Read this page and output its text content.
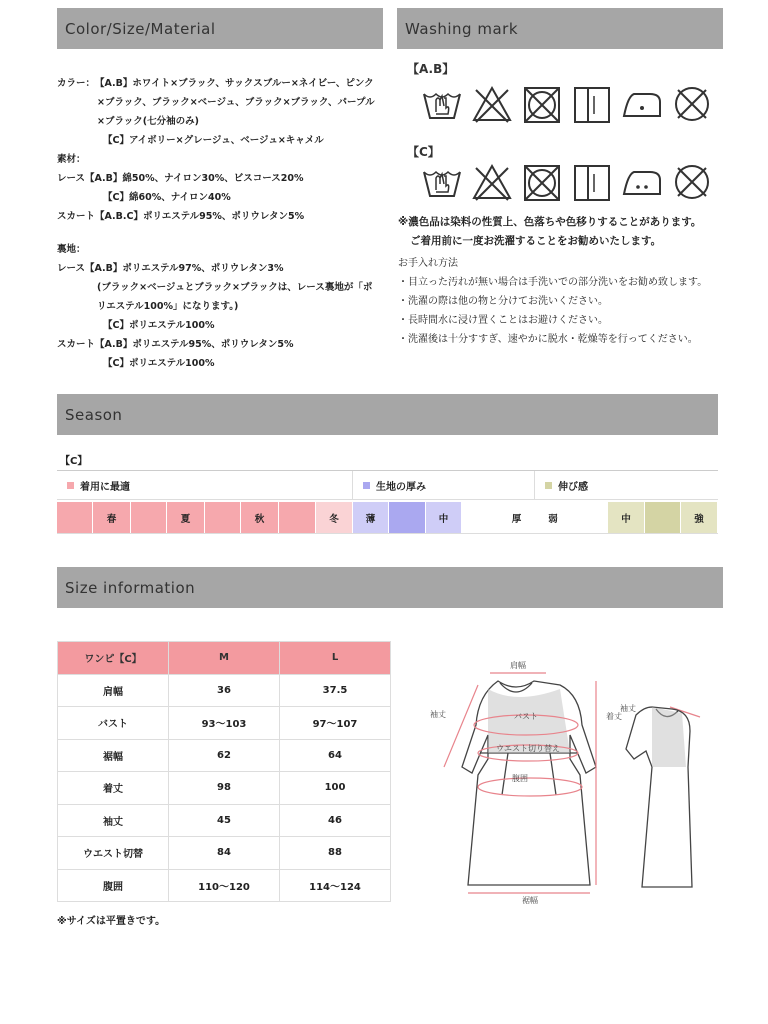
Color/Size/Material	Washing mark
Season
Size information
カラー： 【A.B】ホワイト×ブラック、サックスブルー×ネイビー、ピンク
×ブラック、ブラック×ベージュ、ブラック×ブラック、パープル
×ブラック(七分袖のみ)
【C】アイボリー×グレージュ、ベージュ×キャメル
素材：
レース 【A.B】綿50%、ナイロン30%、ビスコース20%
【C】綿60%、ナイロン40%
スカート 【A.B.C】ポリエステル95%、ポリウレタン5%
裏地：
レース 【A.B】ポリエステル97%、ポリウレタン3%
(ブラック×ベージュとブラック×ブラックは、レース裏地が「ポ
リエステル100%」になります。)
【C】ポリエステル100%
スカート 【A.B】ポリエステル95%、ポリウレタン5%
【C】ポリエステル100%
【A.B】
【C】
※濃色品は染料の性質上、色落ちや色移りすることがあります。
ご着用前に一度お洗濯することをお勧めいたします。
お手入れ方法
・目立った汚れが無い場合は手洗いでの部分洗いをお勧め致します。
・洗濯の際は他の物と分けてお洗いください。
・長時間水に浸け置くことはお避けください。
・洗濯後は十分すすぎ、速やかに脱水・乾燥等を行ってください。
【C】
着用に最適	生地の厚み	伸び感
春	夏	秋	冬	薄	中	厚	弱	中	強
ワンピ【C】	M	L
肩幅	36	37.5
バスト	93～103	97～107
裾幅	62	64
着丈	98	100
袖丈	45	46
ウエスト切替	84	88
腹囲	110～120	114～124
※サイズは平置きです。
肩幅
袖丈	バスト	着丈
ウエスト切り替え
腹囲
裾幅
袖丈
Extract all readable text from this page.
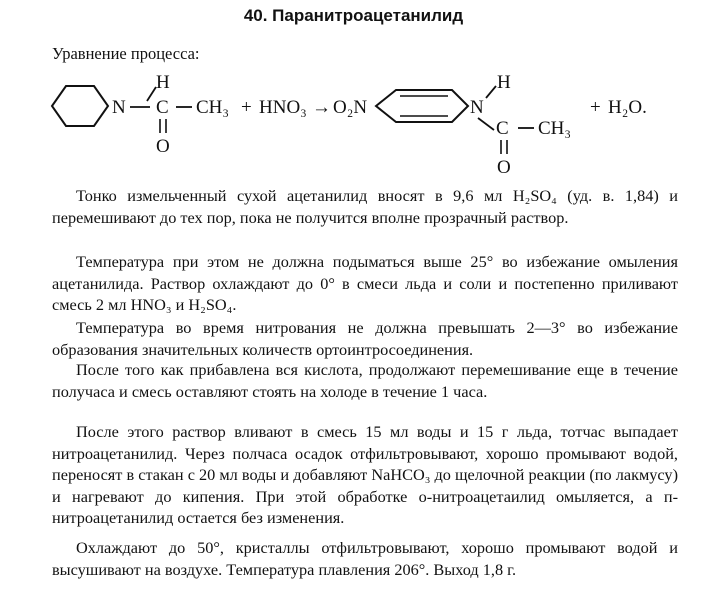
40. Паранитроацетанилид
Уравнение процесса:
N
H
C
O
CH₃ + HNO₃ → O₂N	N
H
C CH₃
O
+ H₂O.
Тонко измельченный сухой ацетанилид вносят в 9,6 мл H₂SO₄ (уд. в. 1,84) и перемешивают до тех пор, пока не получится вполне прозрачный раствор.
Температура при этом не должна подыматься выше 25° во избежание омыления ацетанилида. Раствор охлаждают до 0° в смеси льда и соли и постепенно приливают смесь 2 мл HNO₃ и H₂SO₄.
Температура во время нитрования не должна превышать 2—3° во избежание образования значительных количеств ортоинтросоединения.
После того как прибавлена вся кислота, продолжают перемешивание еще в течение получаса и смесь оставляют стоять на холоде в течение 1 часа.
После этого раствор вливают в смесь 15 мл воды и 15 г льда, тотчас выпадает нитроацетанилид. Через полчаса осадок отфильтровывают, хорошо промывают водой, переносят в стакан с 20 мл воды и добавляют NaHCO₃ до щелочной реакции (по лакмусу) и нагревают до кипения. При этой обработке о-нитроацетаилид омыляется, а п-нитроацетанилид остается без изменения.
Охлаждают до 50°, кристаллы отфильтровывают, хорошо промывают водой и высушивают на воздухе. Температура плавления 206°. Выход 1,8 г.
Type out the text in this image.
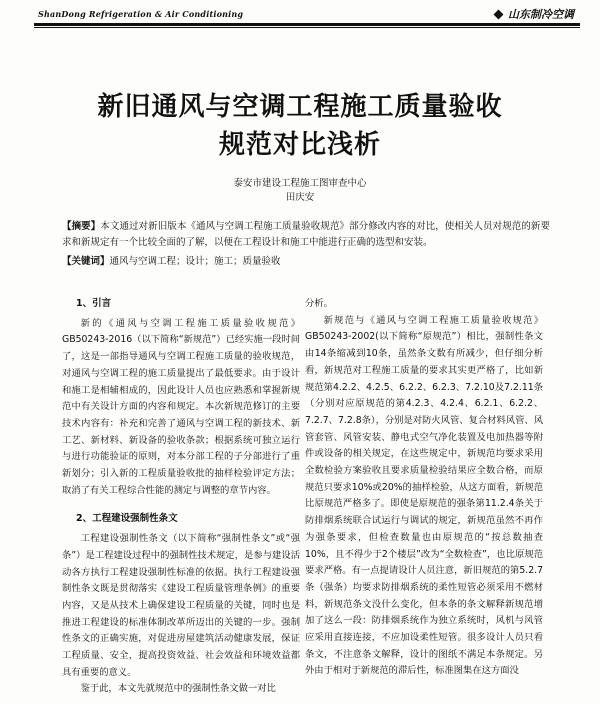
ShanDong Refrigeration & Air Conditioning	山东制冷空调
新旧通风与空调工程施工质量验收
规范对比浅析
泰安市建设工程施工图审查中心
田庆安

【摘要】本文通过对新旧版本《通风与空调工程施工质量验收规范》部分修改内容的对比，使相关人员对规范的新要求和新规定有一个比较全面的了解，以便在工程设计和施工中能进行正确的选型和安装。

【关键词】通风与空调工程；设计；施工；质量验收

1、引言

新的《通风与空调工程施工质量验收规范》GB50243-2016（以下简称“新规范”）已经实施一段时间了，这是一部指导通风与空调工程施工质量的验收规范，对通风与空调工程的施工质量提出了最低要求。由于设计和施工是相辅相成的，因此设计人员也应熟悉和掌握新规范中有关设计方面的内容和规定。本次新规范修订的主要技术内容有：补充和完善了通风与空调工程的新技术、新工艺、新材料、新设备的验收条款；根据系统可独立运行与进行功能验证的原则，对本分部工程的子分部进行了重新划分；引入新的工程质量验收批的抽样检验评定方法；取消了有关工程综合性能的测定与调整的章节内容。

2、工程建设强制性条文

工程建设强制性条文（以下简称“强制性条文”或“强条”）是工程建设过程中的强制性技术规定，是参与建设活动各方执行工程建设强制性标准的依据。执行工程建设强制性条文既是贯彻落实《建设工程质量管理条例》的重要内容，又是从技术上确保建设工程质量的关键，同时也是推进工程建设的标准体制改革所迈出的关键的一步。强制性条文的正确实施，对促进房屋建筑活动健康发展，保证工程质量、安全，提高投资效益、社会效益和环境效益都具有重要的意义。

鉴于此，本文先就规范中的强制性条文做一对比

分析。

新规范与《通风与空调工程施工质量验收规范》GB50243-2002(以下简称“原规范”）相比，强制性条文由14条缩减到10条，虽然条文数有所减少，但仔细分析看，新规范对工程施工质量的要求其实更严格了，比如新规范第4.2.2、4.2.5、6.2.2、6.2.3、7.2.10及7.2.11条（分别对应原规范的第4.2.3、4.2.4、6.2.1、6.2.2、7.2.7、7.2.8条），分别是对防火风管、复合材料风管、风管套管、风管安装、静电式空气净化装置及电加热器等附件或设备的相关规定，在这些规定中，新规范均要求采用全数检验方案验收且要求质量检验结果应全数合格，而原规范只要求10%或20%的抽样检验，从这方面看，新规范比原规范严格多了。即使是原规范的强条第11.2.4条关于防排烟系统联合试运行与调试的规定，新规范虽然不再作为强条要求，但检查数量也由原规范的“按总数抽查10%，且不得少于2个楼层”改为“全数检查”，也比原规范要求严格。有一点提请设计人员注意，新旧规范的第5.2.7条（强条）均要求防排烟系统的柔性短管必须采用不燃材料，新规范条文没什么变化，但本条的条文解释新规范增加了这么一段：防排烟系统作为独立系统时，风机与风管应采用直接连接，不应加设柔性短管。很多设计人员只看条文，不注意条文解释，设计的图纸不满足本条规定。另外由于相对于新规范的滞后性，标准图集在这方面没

• Exercise instructions
Scan the entries above for the word "工程建设强制性条文" and collect each line holding it.

• Output below
2、工程建设强制性条文
工程建设强制性条文（以下简称“强制性条文”或“强条”）是工程建设过程中的强制性技术规定，是参与建设活动各方执行工程建设强制性标准的依据。执行工程建设强制性条文既是贯彻落实《建设工程质量管理条例》的重要内容，又是从技术上确保建设工程质量的关键，同时也是推进工程建设的标准体制改革所迈出的关键的一步。强制性条文的正确实施，对促进房屋建筑活动健康发展，保证工程质量、安全，提高投资效益、社会效益和环境效益都具有重要的意义。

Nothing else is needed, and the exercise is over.